Using the data below, copy each line that includes the word "title".

Data records:
☆ ☆ ☆ ☆ ☆
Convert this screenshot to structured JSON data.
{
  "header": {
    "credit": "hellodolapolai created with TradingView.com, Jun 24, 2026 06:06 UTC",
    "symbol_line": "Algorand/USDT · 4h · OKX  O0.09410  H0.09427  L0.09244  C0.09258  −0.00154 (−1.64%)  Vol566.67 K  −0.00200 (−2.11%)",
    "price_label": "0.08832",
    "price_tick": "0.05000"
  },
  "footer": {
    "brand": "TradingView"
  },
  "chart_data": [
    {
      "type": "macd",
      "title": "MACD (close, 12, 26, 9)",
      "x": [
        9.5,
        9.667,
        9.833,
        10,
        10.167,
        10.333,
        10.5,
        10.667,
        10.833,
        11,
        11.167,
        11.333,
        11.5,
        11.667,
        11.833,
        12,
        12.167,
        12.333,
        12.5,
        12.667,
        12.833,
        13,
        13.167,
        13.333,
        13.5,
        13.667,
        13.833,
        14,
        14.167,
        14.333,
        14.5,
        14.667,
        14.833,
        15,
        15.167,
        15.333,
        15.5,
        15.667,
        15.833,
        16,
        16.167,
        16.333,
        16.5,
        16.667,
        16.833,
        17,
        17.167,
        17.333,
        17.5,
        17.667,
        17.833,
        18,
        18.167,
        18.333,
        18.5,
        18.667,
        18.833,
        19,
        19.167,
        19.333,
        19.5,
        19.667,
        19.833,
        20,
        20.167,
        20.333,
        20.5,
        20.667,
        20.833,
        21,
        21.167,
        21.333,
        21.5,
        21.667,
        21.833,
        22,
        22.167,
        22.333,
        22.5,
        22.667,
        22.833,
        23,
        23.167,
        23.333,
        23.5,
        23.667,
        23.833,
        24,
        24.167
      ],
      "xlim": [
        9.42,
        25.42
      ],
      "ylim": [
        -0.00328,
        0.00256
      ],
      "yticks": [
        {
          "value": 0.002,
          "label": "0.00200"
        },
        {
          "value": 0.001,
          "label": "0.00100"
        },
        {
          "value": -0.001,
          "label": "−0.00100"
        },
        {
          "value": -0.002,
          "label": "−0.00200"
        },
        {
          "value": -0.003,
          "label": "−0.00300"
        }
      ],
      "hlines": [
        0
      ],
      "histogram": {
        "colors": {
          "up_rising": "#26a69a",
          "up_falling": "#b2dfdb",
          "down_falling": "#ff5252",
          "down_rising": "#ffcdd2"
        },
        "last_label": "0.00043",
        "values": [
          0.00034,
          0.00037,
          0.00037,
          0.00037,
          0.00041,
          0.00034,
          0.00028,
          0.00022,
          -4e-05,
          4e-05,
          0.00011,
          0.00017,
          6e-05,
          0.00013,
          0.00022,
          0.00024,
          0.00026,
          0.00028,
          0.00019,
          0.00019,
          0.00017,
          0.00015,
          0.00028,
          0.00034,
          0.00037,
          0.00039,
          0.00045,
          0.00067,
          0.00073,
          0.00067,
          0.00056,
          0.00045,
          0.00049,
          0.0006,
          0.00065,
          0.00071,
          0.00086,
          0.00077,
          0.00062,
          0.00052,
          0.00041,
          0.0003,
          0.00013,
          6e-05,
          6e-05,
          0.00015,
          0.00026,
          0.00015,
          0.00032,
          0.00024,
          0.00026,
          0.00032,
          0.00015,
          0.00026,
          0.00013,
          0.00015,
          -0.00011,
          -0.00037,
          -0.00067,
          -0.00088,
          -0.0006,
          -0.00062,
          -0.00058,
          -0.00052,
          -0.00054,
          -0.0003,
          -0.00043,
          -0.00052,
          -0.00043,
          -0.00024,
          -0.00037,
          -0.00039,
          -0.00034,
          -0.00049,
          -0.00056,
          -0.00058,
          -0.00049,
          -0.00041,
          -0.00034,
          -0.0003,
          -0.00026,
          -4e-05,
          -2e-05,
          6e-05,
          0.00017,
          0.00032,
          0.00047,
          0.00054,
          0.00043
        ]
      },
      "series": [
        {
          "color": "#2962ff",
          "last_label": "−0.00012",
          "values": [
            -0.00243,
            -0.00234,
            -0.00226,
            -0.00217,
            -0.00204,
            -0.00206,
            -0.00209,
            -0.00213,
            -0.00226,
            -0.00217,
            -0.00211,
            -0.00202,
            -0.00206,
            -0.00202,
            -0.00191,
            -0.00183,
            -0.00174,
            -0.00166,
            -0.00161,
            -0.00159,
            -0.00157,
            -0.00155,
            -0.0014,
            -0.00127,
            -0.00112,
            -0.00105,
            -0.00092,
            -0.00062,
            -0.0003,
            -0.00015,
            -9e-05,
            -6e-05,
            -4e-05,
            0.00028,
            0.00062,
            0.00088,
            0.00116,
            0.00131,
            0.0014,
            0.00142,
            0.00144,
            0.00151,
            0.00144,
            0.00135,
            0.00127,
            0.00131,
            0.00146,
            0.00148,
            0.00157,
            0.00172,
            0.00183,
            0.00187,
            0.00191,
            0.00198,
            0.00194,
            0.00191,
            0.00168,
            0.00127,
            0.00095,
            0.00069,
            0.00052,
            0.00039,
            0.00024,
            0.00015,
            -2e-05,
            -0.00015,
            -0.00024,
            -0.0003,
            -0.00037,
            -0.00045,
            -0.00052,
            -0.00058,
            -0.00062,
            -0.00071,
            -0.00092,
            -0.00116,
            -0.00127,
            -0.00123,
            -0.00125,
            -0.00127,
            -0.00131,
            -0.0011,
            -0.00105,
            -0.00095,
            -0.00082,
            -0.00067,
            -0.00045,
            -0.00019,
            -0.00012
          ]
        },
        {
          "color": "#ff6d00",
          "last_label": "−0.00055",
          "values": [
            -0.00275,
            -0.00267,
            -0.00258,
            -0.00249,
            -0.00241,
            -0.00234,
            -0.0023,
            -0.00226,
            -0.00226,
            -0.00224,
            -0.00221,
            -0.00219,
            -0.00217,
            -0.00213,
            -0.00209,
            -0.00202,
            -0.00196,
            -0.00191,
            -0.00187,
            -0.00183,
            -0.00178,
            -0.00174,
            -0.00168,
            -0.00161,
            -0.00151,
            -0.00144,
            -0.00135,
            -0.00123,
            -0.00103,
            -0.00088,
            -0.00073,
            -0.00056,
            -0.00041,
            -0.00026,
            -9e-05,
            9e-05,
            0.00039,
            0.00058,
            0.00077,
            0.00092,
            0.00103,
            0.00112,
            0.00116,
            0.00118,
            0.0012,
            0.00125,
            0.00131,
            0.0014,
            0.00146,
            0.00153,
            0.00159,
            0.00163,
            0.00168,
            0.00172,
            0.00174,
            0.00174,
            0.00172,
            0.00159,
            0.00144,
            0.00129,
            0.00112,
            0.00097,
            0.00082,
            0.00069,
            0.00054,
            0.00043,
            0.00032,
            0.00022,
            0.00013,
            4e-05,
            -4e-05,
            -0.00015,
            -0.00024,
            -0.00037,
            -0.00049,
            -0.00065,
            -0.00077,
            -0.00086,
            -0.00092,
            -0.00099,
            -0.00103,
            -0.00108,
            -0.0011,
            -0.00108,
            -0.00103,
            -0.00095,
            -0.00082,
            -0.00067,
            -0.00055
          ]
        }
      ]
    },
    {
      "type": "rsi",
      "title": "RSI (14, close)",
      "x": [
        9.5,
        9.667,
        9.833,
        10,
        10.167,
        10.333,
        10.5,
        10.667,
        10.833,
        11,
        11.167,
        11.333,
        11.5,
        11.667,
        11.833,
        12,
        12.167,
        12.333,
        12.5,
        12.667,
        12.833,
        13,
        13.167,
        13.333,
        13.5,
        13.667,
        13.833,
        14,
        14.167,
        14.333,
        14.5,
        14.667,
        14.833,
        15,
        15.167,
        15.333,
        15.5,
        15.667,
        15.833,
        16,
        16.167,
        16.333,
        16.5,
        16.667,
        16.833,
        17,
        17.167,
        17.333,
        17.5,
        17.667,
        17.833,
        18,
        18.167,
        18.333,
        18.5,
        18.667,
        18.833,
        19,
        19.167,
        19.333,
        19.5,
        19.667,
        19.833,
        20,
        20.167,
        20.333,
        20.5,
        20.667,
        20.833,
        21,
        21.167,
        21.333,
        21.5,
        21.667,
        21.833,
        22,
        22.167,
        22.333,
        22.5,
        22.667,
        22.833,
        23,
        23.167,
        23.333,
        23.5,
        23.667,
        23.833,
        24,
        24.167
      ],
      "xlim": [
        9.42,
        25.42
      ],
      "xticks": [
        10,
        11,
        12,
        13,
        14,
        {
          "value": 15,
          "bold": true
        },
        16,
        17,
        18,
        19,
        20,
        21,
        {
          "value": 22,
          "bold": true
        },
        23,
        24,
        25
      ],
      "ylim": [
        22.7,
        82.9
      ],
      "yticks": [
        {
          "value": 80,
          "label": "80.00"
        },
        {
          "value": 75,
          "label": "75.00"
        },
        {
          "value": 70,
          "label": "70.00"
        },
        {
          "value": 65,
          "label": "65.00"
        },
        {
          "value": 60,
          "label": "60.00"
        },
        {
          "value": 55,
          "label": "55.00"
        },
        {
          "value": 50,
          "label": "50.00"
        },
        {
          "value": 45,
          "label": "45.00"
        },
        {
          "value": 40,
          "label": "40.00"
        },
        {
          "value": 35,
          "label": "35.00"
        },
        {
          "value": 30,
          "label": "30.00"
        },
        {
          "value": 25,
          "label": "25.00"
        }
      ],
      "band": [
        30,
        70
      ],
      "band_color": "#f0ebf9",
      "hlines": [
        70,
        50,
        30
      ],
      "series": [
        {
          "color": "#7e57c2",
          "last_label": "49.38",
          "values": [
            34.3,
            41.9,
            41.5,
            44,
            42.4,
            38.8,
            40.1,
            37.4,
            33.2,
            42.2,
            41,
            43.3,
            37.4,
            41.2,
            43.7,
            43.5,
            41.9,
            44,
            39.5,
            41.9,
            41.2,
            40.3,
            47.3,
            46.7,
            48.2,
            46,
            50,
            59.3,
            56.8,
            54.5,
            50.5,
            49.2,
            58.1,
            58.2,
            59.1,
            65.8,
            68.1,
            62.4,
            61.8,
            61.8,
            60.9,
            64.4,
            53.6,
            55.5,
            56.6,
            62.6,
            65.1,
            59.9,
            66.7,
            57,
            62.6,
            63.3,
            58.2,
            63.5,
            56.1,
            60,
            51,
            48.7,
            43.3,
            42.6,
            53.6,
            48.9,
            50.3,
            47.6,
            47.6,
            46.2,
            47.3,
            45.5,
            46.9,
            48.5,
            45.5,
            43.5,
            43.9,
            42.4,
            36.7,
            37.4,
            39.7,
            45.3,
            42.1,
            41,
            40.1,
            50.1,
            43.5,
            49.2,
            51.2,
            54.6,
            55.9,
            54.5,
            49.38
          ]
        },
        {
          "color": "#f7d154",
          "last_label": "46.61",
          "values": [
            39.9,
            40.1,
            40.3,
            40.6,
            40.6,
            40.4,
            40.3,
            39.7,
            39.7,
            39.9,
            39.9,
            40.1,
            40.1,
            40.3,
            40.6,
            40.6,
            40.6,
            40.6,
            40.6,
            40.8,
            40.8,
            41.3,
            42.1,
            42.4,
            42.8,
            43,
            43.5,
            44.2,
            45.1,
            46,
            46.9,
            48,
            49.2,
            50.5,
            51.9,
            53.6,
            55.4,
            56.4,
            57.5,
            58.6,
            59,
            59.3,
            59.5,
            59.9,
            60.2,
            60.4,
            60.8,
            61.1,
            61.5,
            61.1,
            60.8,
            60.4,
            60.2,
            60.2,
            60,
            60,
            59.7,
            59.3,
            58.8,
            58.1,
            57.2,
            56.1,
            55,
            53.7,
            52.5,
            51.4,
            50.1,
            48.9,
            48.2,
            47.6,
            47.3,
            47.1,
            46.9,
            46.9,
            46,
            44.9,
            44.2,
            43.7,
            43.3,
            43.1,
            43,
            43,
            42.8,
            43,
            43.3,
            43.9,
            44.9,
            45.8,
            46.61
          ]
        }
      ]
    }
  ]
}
☆ ☆ ☆ ☆ ☆
SOLVED EXERCISE:
      "title": "MACD (close, 12, 26, 9)",
      "title": "RSI (14, close)",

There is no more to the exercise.